Begin
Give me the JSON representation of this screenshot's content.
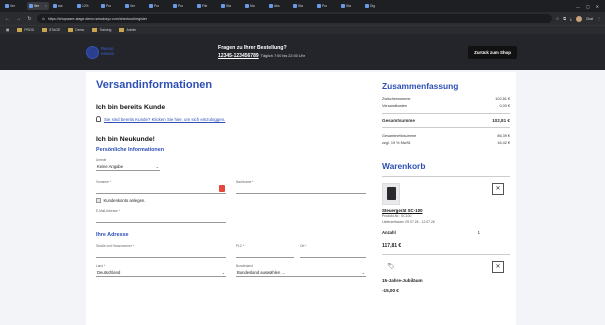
{
  "browser": {
    "tabs": [
      {
        "label": "Ver",
        "active": false
      },
      {
        "label": "Ver",
        "active": true
      },
      {
        "label": "sta",
        "active": false
      },
      {
        "label": "12% ",
        "active": false
      },
      {
        "label": "Pro",
        "active": false
      },
      {
        "label": "Ver",
        "active": false
      },
      {
        "label": "Pro",
        "active": false
      },
      {
        "label": "Pro",
        "active": false
      },
      {
        "label": "File",
        "active": false
      },
      {
        "label": "Sta",
        "active": false
      },
      {
        "label": "Ma",
        "active": false
      },
      {
        "label": "Abs",
        "active": false
      },
      {
        "label": "Sta",
        "active": false
      },
      {
        "label": "Pro",
        "active": false
      },
      {
        "label": "Sta",
        "active": false
      },
      {
        "label": "Dig",
        "active": false
      }
    ],
    "url": "https://shopware-stage.demo.sessioxyz.com/checkout/register",
    "profile_label": "Chat",
    "bookmarks": [
      "PROD",
      "STAGE",
      "Demo",
      "Training",
      "Admin"
    ]
  },
  "header": {
    "logo_line1": "Rasco",
    "logo_line2": "sessio",
    "help_title": "Fragen zu Ihrer Bestellung?",
    "help_phone": "12345-123456789",
    "help_hours": "Täglich 7:00 bis 22:00 Uhr",
    "back_button": "Zurück zum Shop"
  },
  "main": {
    "title": "Versandinformationen",
    "existing_customer_heading": "Ich bin bereits Kunde",
    "login_link": "Sie sind bereits Kunde? Klicken Sie hier, um sich einzuloggen.",
    "new_customer_heading": "Ich bin Neukunde!",
    "personal_heading": "Persönliche Informationen",
    "salutation_label": "Anrede",
    "salutation_value": "Keine Angabe",
    "firstname_label": "Vorname *",
    "lastname_label": "Nachname *",
    "create_account_label": "Kundenkonto anlegen.",
    "email_label": "E-Mail-Adresse *",
    "address_heading": "Ihre Adresse",
    "street_label": "Straße und Hausnummer *",
    "zip_label": "PLZ *",
    "city_label": "Ort *",
    "country_label": "Land *",
    "country_value": "Deutschland",
    "state_label": "Bundesland",
    "state_value": "Bundesland auswählen ..."
  },
  "summary": {
    "title": "Zusammenfassung",
    "subtotal_label": "Zwischensumme",
    "subtotal_value": "102,81 €",
    "shipping_label": "Versandkosten",
    "shipping_value": "0,00 €",
    "total_label": "Gesamtsumme",
    "total_value": "102,81 €",
    "net_label": "Gesamtnettosumme",
    "net_value": "86,39 €",
    "vat_label": "zzgl. 19 % MwSt.",
    "vat_value": "16,42 €"
  },
  "cart": {
    "title": "Warenkorb",
    "item_name": "Steuergerät SC-100",
    "item_sku": "Produkt-Nr.: SC100",
    "item_delivery": "Lieferzeitraum: 09.07.26 - 12.07.26",
    "qty_label": "Anzahl",
    "qty_value": "1",
    "item_price": "117,81 €",
    "promo_name": "15-Jahre-Jubiläum",
    "promo_price": "-15,00 €"
  }
}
End
> [Exercise aim]:
Transcribe the whole listing exactly. Pictures stay out of your copy.

> [Exercise solution]:
Give me the JSON representation of this screenshot's content.
{
  "browser": {
    "tabs": [
      {
        "label": "Ver",
        "active": false
      },
      {
        "label": "Ver",
        "active": true
      },
      {
        "label": "sta",
        "active": false
      },
      {
        "label": "12% ",
        "active": false
      },
      {
        "label": "Pro",
        "active": false
      },
      {
        "label": "Ver",
        "active": false
      },
      {
        "label": "Pro",
        "active": false
      },
      {
        "label": "Pro",
        "active": false
      },
      {
        "label": "File",
        "active": false
      },
      {
        "label": "Sta",
        "active": false
      },
      {
        "label": "Ma",
        "active": false
      },
      {
        "label": "Abs",
        "active": false
      },
      {
        "label": "Sta",
        "active": false
      },
      {
        "label": "Pro",
        "active": false
      },
      {
        "label": "Sta",
        "active": false
      },
      {
        "label": "Dig",
        "active": false
      }
    ],
    "url": "https://shopware-stage.demo.sessioxyz.com/checkout/register",
    "profile_label": "Chat",
    "bookmarks": [
      "PROD",
      "STAGE",
      "Demo",
      "Training",
      "Admin"
    ]
  },
  "header": {
    "logo_line1": "Rasco",
    "logo_line2": "sessio",
    "help_title": "Fragen zu Ihrer Bestellung?",
    "help_phone": "12345-123456789",
    "help_hours": "Täglich 7:00 bis 22:00 Uhr",
    "back_button": "Zurück zum Shop"
  },
  "main": {
    "title": "Versandinformationen",
    "existing_customer_heading": "Ich bin bereits Kunde",
    "login_link": "Sie sind bereits Kunde? Klicken Sie hier, um sich einzuloggen.",
    "new_customer_heading": "Ich bin Neukunde!",
    "personal_heading": "Persönliche Informationen",
    "salutation_label": "Anrede",
    "salutation_value": "Keine Angabe",
    "firstname_label": "Vorname *",
    "lastname_label": "Nachname *",
    "create_account_label": "Kundenkonto anlegen.",
    "email_label": "E-Mail-Adresse *",
    "address_heading": "Ihre Adresse",
    "street_label": "Straße und Hausnummer *",
    "zip_label": "PLZ *",
    "city_label": "Ort *",
    "country_label": "Land *",
    "country_value": "Deutschland",
    "state_label": "Bundesland",
    "state_value": "Bundesland auswählen ..."
  },
  "summary": {
    "title": "Zusammenfassung",
    "subtotal_label": "Zwischensumme",
    "subtotal_value": "102,81 €",
    "shipping_label": "Versandkosten",
    "shipping_value": "0,00 €",
    "total_label": "Gesamtsumme",
    "total_value": "102,81 €",
    "net_label": "Gesamtnettosumme",
    "net_value": "86,39 €",
    "vat_label": "zzgl. 19 % MwSt.",
    "vat_value": "16,42 €"
  },
  "cart": {
    "title": "Warenkorb",
    "item_name": "Steuergerät SC-100",
    "item_sku": "Produkt-Nr.: SC100",
    "item_delivery": "Lieferzeitraum: 09.07.26 - 12.07.26",
    "qty_label": "Anzahl",
    "qty_value": "1",
    "item_price": "117,81 €",
    "promo_name": "15-Jahre-Jubiläum",
    "promo_price": "-15,00 €"
  }
}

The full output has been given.